### The problem
Search the material for the word "Länder" and report each line where it turns up.
****************************************
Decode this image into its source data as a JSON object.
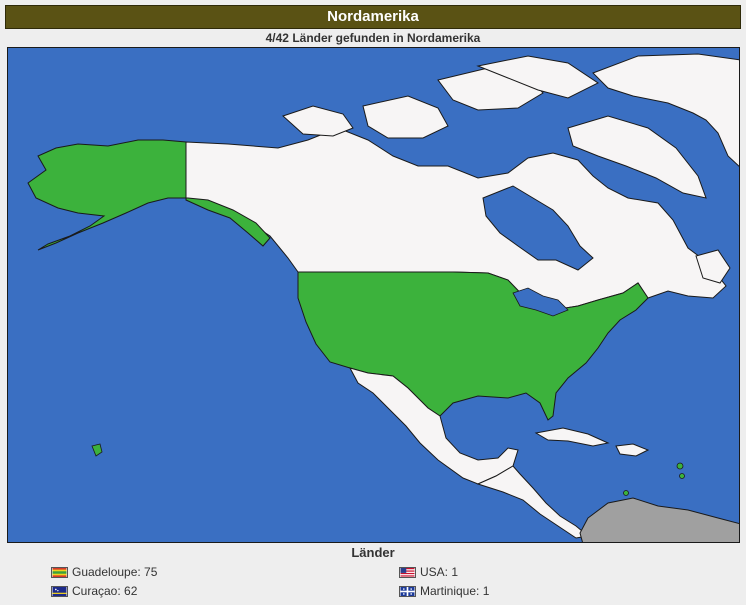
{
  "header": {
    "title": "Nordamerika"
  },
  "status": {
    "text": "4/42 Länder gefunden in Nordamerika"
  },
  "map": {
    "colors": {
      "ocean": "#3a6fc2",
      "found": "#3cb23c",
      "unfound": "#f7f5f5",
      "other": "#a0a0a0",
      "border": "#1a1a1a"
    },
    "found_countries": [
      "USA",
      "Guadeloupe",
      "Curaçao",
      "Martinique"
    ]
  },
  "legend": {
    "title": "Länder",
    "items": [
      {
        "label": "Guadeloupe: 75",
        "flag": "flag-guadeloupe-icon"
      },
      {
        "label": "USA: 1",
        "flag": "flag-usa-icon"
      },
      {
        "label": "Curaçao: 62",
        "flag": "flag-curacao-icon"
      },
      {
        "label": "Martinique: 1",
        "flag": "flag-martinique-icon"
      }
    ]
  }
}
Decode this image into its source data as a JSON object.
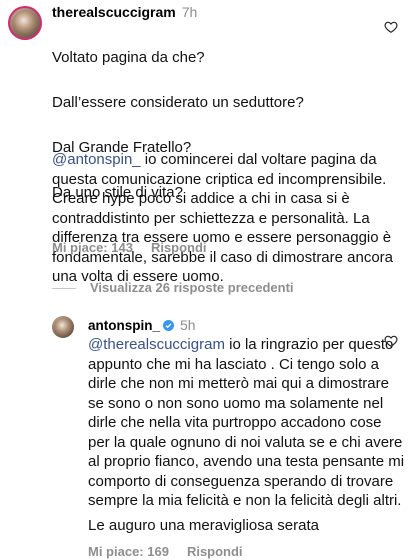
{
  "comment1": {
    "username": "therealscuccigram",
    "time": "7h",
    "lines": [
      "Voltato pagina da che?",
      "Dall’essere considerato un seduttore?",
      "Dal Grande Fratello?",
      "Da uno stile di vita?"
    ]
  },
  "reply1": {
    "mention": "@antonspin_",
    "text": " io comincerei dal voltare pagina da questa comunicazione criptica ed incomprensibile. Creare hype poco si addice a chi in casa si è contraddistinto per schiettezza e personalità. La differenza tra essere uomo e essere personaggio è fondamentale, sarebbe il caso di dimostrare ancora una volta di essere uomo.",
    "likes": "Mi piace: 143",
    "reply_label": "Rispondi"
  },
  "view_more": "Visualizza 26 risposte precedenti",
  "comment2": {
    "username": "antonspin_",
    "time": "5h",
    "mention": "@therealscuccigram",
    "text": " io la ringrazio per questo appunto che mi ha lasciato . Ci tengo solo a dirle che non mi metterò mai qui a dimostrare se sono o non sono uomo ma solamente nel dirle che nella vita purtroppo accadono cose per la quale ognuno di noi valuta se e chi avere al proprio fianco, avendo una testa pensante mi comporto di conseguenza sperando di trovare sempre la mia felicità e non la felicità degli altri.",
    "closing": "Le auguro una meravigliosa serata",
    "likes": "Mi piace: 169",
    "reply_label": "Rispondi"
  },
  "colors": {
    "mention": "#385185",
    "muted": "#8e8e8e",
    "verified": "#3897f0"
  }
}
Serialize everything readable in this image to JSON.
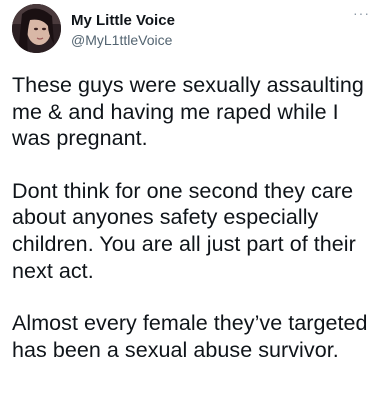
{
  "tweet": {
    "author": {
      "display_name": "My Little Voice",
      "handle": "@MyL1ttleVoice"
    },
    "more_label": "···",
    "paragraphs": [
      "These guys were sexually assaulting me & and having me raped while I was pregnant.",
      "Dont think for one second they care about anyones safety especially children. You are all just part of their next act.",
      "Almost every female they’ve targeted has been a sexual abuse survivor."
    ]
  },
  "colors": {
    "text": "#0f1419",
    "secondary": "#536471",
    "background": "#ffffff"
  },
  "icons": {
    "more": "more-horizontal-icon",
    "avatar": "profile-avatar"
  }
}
****************************************
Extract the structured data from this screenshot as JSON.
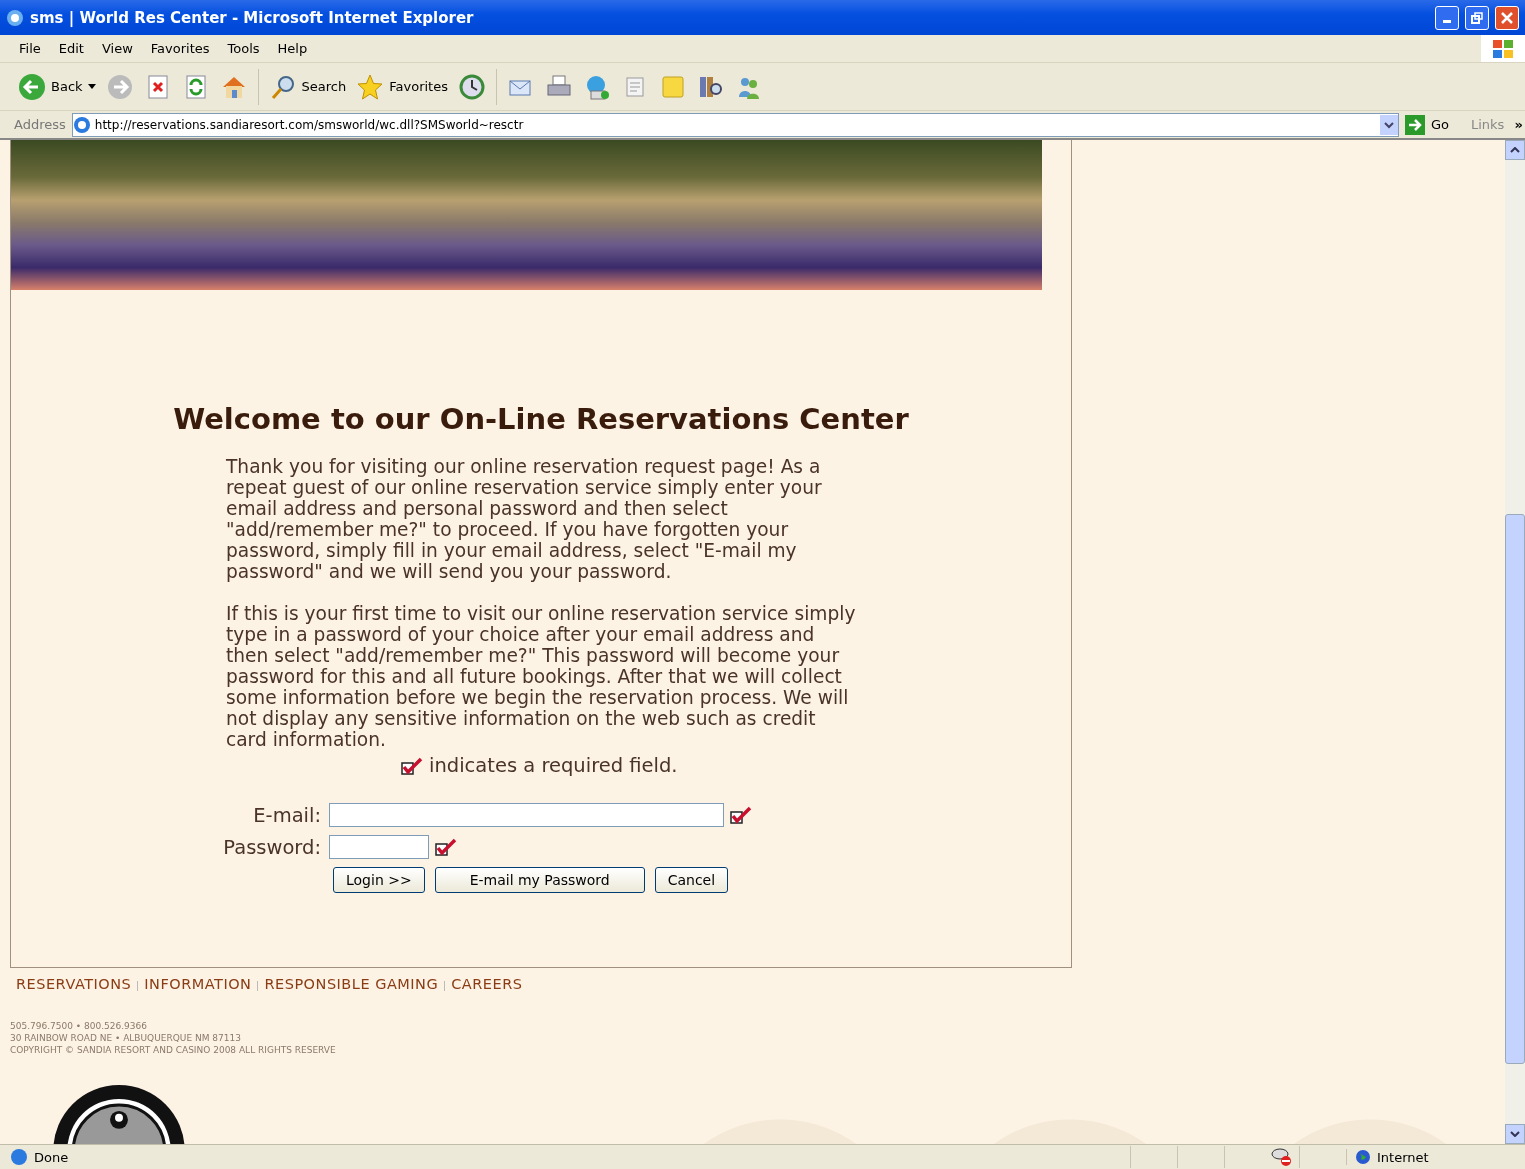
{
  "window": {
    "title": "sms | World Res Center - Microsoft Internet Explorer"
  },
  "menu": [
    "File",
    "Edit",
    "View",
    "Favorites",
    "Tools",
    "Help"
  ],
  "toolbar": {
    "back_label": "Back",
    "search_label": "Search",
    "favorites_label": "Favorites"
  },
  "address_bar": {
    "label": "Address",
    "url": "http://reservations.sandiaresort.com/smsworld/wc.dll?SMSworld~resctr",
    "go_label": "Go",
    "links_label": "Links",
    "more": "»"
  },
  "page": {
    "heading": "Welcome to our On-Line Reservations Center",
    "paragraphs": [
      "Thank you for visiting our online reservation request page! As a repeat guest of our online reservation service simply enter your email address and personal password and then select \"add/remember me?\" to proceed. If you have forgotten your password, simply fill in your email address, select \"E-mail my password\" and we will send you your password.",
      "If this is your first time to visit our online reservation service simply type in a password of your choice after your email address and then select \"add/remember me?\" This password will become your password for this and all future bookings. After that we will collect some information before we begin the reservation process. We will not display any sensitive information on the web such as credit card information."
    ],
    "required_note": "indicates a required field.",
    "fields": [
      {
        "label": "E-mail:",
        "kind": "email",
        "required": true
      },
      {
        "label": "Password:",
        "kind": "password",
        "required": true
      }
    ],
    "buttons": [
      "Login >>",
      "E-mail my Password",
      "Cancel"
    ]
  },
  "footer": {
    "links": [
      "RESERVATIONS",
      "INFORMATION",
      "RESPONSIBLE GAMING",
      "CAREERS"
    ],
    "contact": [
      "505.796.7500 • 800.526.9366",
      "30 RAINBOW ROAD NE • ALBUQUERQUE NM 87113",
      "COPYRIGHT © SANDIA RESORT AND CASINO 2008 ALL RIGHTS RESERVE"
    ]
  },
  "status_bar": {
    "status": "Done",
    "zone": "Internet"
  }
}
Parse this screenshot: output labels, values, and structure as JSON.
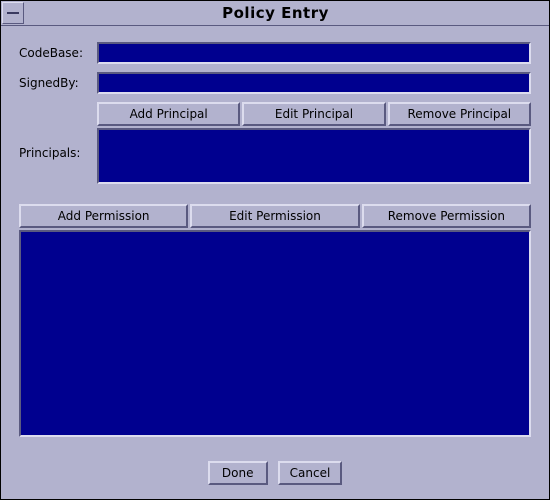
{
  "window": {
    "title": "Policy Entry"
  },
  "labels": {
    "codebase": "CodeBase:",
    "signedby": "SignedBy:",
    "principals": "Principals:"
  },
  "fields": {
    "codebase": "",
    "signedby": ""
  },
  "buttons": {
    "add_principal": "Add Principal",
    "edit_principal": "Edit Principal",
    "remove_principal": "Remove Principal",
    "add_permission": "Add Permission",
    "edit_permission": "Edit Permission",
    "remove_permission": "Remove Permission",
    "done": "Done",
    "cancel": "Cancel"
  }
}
****************************************
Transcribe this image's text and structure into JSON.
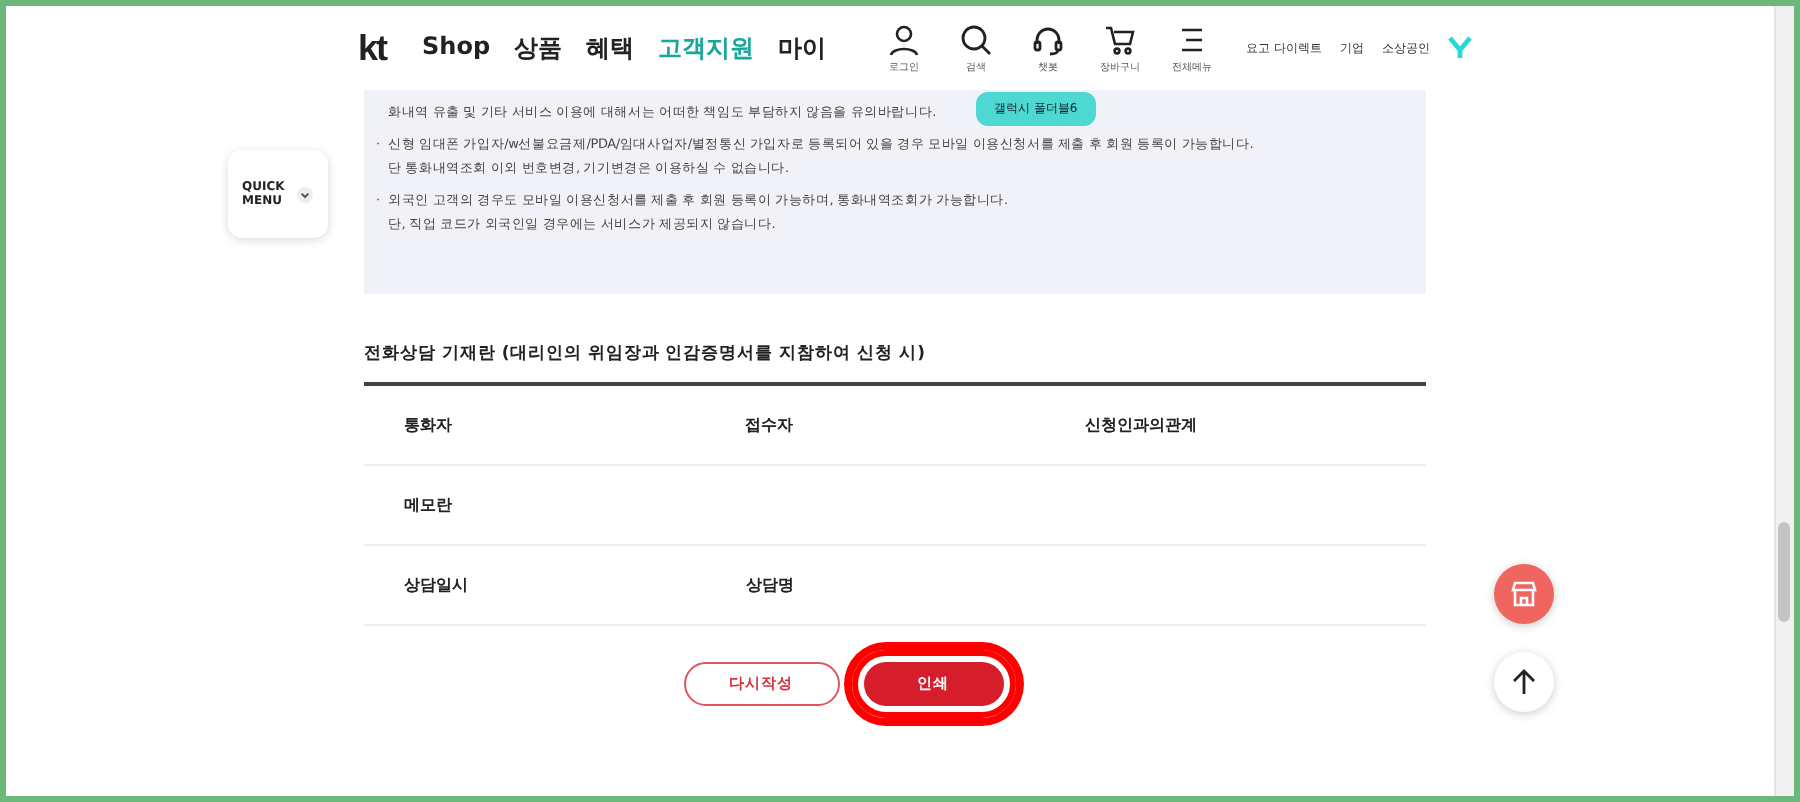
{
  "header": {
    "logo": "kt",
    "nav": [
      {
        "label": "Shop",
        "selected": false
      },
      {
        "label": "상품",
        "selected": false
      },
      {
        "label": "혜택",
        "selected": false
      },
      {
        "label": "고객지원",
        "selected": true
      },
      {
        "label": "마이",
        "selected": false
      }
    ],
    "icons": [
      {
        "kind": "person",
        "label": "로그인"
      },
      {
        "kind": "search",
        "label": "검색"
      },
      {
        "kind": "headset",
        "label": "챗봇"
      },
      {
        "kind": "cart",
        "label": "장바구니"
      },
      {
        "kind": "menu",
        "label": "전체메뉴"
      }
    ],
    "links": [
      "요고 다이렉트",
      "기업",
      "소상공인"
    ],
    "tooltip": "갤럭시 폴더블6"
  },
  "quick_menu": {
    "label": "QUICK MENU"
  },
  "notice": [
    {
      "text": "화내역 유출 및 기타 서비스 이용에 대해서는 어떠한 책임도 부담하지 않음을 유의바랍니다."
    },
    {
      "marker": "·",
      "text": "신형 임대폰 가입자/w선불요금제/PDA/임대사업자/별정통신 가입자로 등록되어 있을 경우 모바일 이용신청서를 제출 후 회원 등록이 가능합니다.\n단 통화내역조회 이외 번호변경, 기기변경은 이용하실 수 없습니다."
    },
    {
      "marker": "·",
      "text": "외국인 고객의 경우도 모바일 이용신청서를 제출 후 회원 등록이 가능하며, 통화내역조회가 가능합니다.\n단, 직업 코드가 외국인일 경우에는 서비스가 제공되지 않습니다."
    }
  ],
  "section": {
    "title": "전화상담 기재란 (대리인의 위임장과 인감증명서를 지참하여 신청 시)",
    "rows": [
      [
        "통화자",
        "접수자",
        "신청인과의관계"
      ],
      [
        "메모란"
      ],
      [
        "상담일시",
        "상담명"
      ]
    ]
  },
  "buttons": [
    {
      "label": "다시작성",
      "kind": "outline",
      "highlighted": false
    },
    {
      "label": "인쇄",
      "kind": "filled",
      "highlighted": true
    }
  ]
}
****************************************
### Problem solution
    "text": "4/42 Länder gefunden in Nordamerika"
    "title": "Länder",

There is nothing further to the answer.